Dataset items
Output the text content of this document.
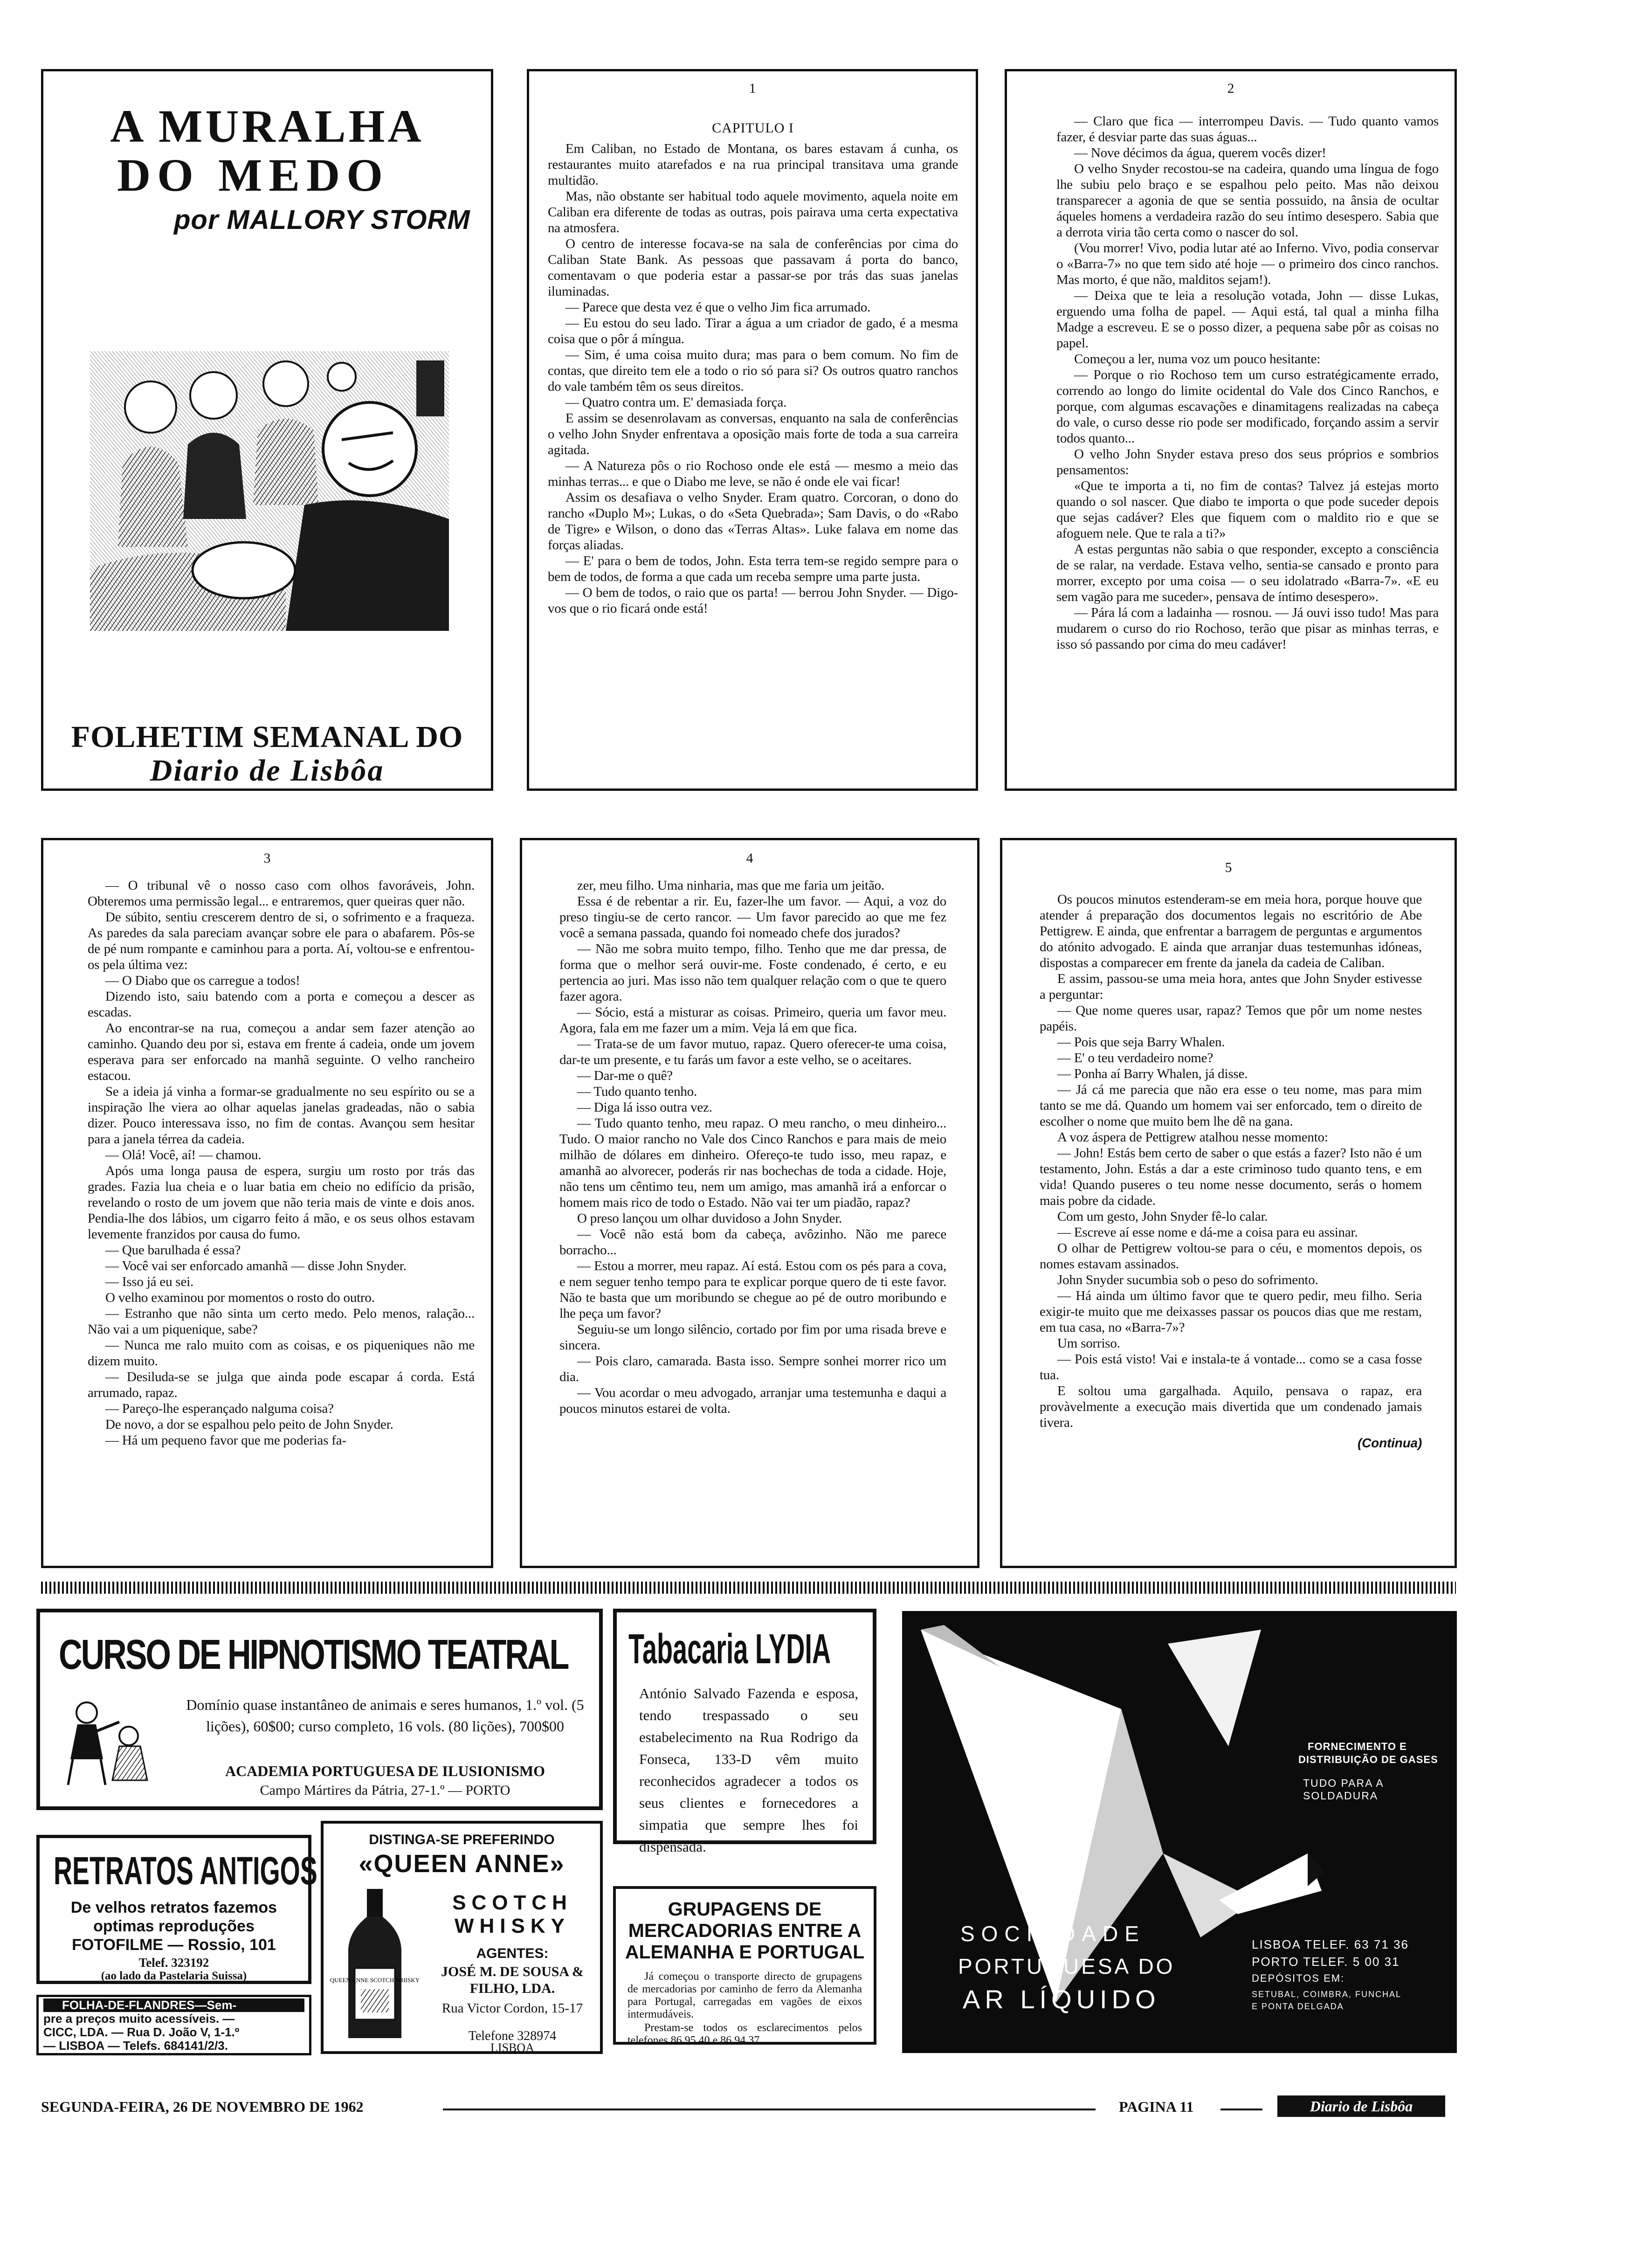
A MURALHA
DO MEDO
por MALLORY STORM
FOLHETIM SEMANAL DO
Diario de Lisbôa
1
CAPITULO I

Em Caliban, no Estado de Montana, os bares estavam á cunha, os restaurantes muito atarefados e na rua principal transitava uma grande multidão.

Mas, não obstante ser habitual todo aquele movimento, aquela noite em Caliban era diferente de todas as outras, pois pairava uma certa expectativa na atmosfera.

O centro de interesse focava-se na sala de conferências por cima do Caliban State Bank. As pessoas que passavam á porta do banco, comentavam o que poderia estar a passar-se por trás das suas janelas iluminadas.

— Parece que desta vez é que o velho Jim fica arrumado.

— Eu estou do seu lado. Tirar a água a um criador de gado, é a mesma coisa que o pôr á míngua.

— Sim, é uma coisa muito dura; mas para o bem comum. No fim de contas, que direito tem ele a todo o rio só para si? Os outros quatro ranchos do vale também têm os seus direitos.

— Quatro contra um. E' demasiada força.

E assim se desenrolavam as conversas, enquanto na sala de conferências o velho John Snyder enfrentava a oposição mais forte de toda a sua carreira agitada.

— A Natureza pôs o rio Rochoso onde ele está — mesmo a meio das minhas terras... e que o Diabo me leve, se não é onde ele vai ficar!

Assim os desafiava o velho Snyder. Eram quatro. Corcoran, o dono do rancho «Duplo M»; Lukas, o do «Seta Quebrada»; Sam Davis, o do «Rabo de Tigre» e Wilson, o dono das «Terras Altas». Luke falava em nome das forças aliadas.

— E' para o bem de todos, John. Esta terra tem-se regido sempre para o bem de todos, de forma a que cada um receba sempre uma parte justa.

— O bem de todos, o raio que os parta! — berrou John Snyder. — Digo-vos que o rio ficará onde está!

2

— Claro que fica — interrompeu Davis. — Tudo quanto vamos fazer, é desviar parte das suas águas...

— Nove décimos da água, querem vocês dizer!

O velho Snyder recostou-se na cadeira, quando uma língua de fogo lhe subiu pelo braço e se espalhou pelo peito. Mas não deixou transparecer a agonia de que se sentia possuido, na ânsia de ocultar áqueles homens a verdadeira razão do seu íntimo desespero. Sabia que a derrota viria tão certa como o nascer do sol.

(Vou morrer! Vivo, podia lutar até ao Inferno. Vivo, podia conservar o «Barra-7» no que tem sido até hoje — o primeiro dos cinco ranchos. Mas morto, é que não, malditos sejam!).

— Deixa que te leia a resolução votada, John — disse Lukas, erguendo uma folha de papel. — Aqui está, tal qual a minha filha Madge a escreveu. E se o posso dizer, a pequena sabe pôr as coisas no papel.

Começou a ler, numa voz um pouco hesitante:

— Porque o rio Rochoso tem um curso estratégicamente errado, correndo ao longo do limite ocidental do Vale dos Cinco Ranchos, e porque, com algumas escavações e dinamitagens realizadas na cabeça do vale, o curso desse rio pode ser modificado, forçando assim a servir todos quanto...

O velho John Snyder estava preso dos seus próprios e sombrios pensamentos:

«Que te importa a ti, no fim de contas? Talvez já estejas morto quando o sol nascer. Que diabo te importa o que pode suceder depois que sejas cadáver? Eles que fiquem com o maldito rio e que se afoguem nele. Que te rala a ti?»

A estas perguntas não sabia o que responder, excepto a consciência de se ralar, na verdade. Estava velho, sentia-se cansado e pronto para morrer, excepto por uma coisa — o seu idolatrado «Barra-7». «E eu sem vagão para me suceder», pensava de íntimo desespero».

— Pára lá com a ladainha — rosnou. — Já ouvi isso tudo! Mas para mudarem o curso do rio Rochoso, terão que pisar as minhas terras, e isso só passando por cima do meu cadáver!

3

— O tribunal vê o nosso caso com olhos favoráveis, John. Obteremos uma permissão legal... e entraremos, quer queiras quer não.

De súbito, sentiu crescerem dentro de si, o sofrimento e a fraqueza. As paredes da sala pareciam avançar sobre ele para o abafarem. Pôs-se de pé num rompante e caminhou para a porta. Aí, voltou-se e enfrentou-os pela última vez:

— O Diabo que os carregue a todos!

Dizendo isto, saiu batendo com a porta e começou a descer as escadas.

Ao encontrar-se na rua, começou a andar sem fazer atenção ao caminho. Quando deu por si, estava em frente á cadeia, onde um jovem esperava para ser enforcado na manhã seguinte. O velho rancheiro estacou.

Se a ideia já vinha a formar-se gradualmente no seu espírito ou se a inspiração lhe viera ao olhar aquelas janelas gradeadas, não o sabia dizer. Pouco interessava isso, no fim de contas. Avançou sem hesitar para a janela térrea da cadeia.

— Olá! Você, aí! — chamou.

Após uma longa pausa de espera, surgiu um rosto por trás das grades. Fazia lua cheia e o luar batia em cheio no edifício da prisão, revelando o rosto de um jovem que não teria mais de vinte e dois anos. Pendia-lhe dos lábios, um cigarro feito á mão, e os seus olhos estavam levemente franzidos por causa do fumo.

— Que barulhada é essa?

— Você vai ser enforcado amanhã — disse John Snyder.

— Isso já eu sei.

O velho examinou por momentos o rosto do outro.

— Estranho que não sinta um certo medo. Pelo menos, ralação... Não vai a um piquenique, sabe?

— Nunca me ralo muito com as coisas, e os piqueniques não me dizem muito.

— Desiluda-se se julga que ainda pode escapar á corda. Está arrumado, rapaz.

— Pareço-lhe esperançado nalguma coisa?

De novo, a dor se espalhou pelo peito de John Snyder.

— Há um pequeno favor que me poderias fa-

4

zer, meu filho. Uma ninharia, mas que me faria um jeitão.

Essa é de rebentar a rir. Eu, fazer-lhe um favor. — Aqui, a voz do preso tingiu-se de certo rancor. — Um favor parecido ao que me fez você a semana passada, quando foi nomeado chefe dos jurados?

— Não me sobra muito tempo, filho. Tenho que me dar pressa, de forma que o melhor será ouvir-me. Foste condenado, é certo, e eu pertencia ao juri. Mas isso não tem qualquer relação com o que te quero fazer agora.

— Sócio, está a misturar as coisas. Primeiro, queria um favor meu. Agora, fala em me fazer um a mim. Veja lá em que fica.

— Trata-se de um favor mutuo, rapaz. Quero oferecer-te uma coisa, dar-te um presente, e tu farás um favor a este velho, se o aceitares.

— Dar-me o quê?

— Tudo quanto tenho.

— Diga lá isso outra vez.

— Tudo quanto tenho, meu rapaz. O meu rancho, o meu dinheiro... Tudo. O maior rancho no Vale dos Cinco Ranchos e para mais de meio milhão de dólares em dinheiro. Ofereço-te tudo isso, meu rapaz, e amanhã ao alvorecer, poderás rir nas bochechas de toda a cidade. Hoje, não tens um cêntimo teu, nem um amigo, mas amanhã irá a enforcar o homem mais rico de todo o Estado. Não vai ter um piadão, rapaz?

O preso lançou um olhar duvidoso a John Snyder.

— Você não está bom da cabeça, avôzinho. Não me parece borracho...

— Estou a morrer, meu rapaz. Aí está. Estou com os pés para a cova, e nem seguer tenho tempo para te explicar porque quero de ti este favor. Não te basta que um moribundo se chegue ao pé de outro moribundo e lhe peça um favor?

Seguiu-se um longo silêncio, cortado por fim por uma risada breve e sincera.

— Pois claro, camarada. Basta isso. Sempre sonhei morrer rico um dia.

— Vou acordar o meu advogado, arranjar uma testemunha e daqui a poucos minutos estarei de volta.

5

Os poucos minutos estenderam-se em meia hora, porque houve que atender á preparação dos documentos legais no escritório de Abe Pettigrew. E ainda, que enfrentar a barragem de perguntas e argumentos do atónito advogado. E ainda que arranjar duas testemunhas idóneas, dispostas a comparecer em frente da janela da cadeia de Caliban.

E assim, passou-se uma meia hora, antes que John Snyder estivesse a perguntar:

— Que nome queres usar, rapaz? Temos que pôr um nome nestes papéis.

— Pois que seja Barry Whalen.

— E' o teu verdadeiro nome?

— Ponha aí Barry Whalen, já disse.

— Já cá me parecia que não era esse o teu nome, mas para mim tanto se me dá. Quando um homem vai ser enforcado, tem o direito de escolher o nome que muito bem lhe dê na gana.

A voz áspera de Pettigrew atalhou nesse momento:

— John! Estás bem certo de saber o que estás a fazer? Isto não é um testamento, John. Estás a dar a este criminoso tudo quanto tens, e em vida! Quando puseres o teu nome nesse documento, serás o homem mais pobre da cidade.

Com um gesto, John Snyder fê-lo calar.

— Escreve aí esse nome e dá-me a coisa para eu assinar.

O olhar de Pettigrew voltou-se para o céu, e momentos depois, os nomes estavam assinados.

John Snyder sucumbia sob o peso do sofrimento.

— Há ainda um último favor que te quero pedir, meu filho. Seria exigir-te muito que me deixasses passar os poucos dias que me restam, em tua casa, no «Barra-7»?

Um sorriso.

— Pois está visto! Vai e instala-te á vontade... como se a casa fosse tua.

E soltou uma gargalhada. Aquilo, pensava o rapaz, era provàvelmente a execução mais divertida que um condenado jamais tivera.

(Continua)
CURSO DE HIPNOTISMO TEATRAL
Domínio quase instantâneo de animais e seres humanos, 1.º vol. (5 lições), 60$00; curso completo, 16 vols. (80 lições), 700$00
ACADEMIA PORTUGUESA DE ILUSIONISMO
Campo Mártires da Pátria, 27-1.º — PORTO
Tabacaria LYDIA
António Salvado Fazenda e esposa, tendo trespassado o seu estabelecimento na Rua Rodrigo da Fonseca, 133-D vêm muito reconhecidos agradecer a todos os seus clientes e fornecedores a simpatia que sempre lhes foi dispensada.
RETRATOS ANTIGOS
De velhos retratos fazemos
optimas reproduções
FOTOFILME — Rossio, 101
Telef. 323192
(ao lado da Pastelaria Suissa)
FOLHA-DE-FLANDRES—Sem-
pre a preços muito acessíveis. —
CICC, LDA. — Rua D. João V, 1-1.º
— LISBOA — Telefs. 684141/2/3.
DISTINGA-SE PREFERINDO
«QUEEN ANNE»
QUEEN ANNE SCOTCH WHISKY
SCOTCH
WHISKY
AGENTES:
JOSÉ M. DE SOUSA & FILHO, LDA.
Rua Victor Cordon, 15-17
Telefone 328974
LISBOA
GRUPAGENS DE MERCADORIAS ENTRE A ALEMANHA E PORTUGAL
Já começou o transporte directo de grupagens de mercadorias por caminho de ferro da Alemanha para Portugal, carregadas em vagões de eixos intermudáveis.
Prestam-se todos os esclarecimentos pelos telefones 86 95 40 e 86 94 37.
FORNECIMENTO E
DISTRIBUIÇÃO DE GASES
TUDO PARA A SOLDADURA
SOCIEDADE
PORTUGUESA DO
AR LÍQUIDO
LISBOA TELEF. 63 71 36
PORTO TELEF. 5 00 31
DEPÓSITOS EM:
SETUBAL, COIMBRA, FUNCHAL
E PONTA DELGADA
SEGUNDA-FEIRA, 26 DE NOVEMBRO DE 1962	PAGINA 11	Diario de Lisbôa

- **Exercise instructions**: Ascertain the number of lines in the entries that include the word "olhar", and report only that number.

- **Result of the task**: 3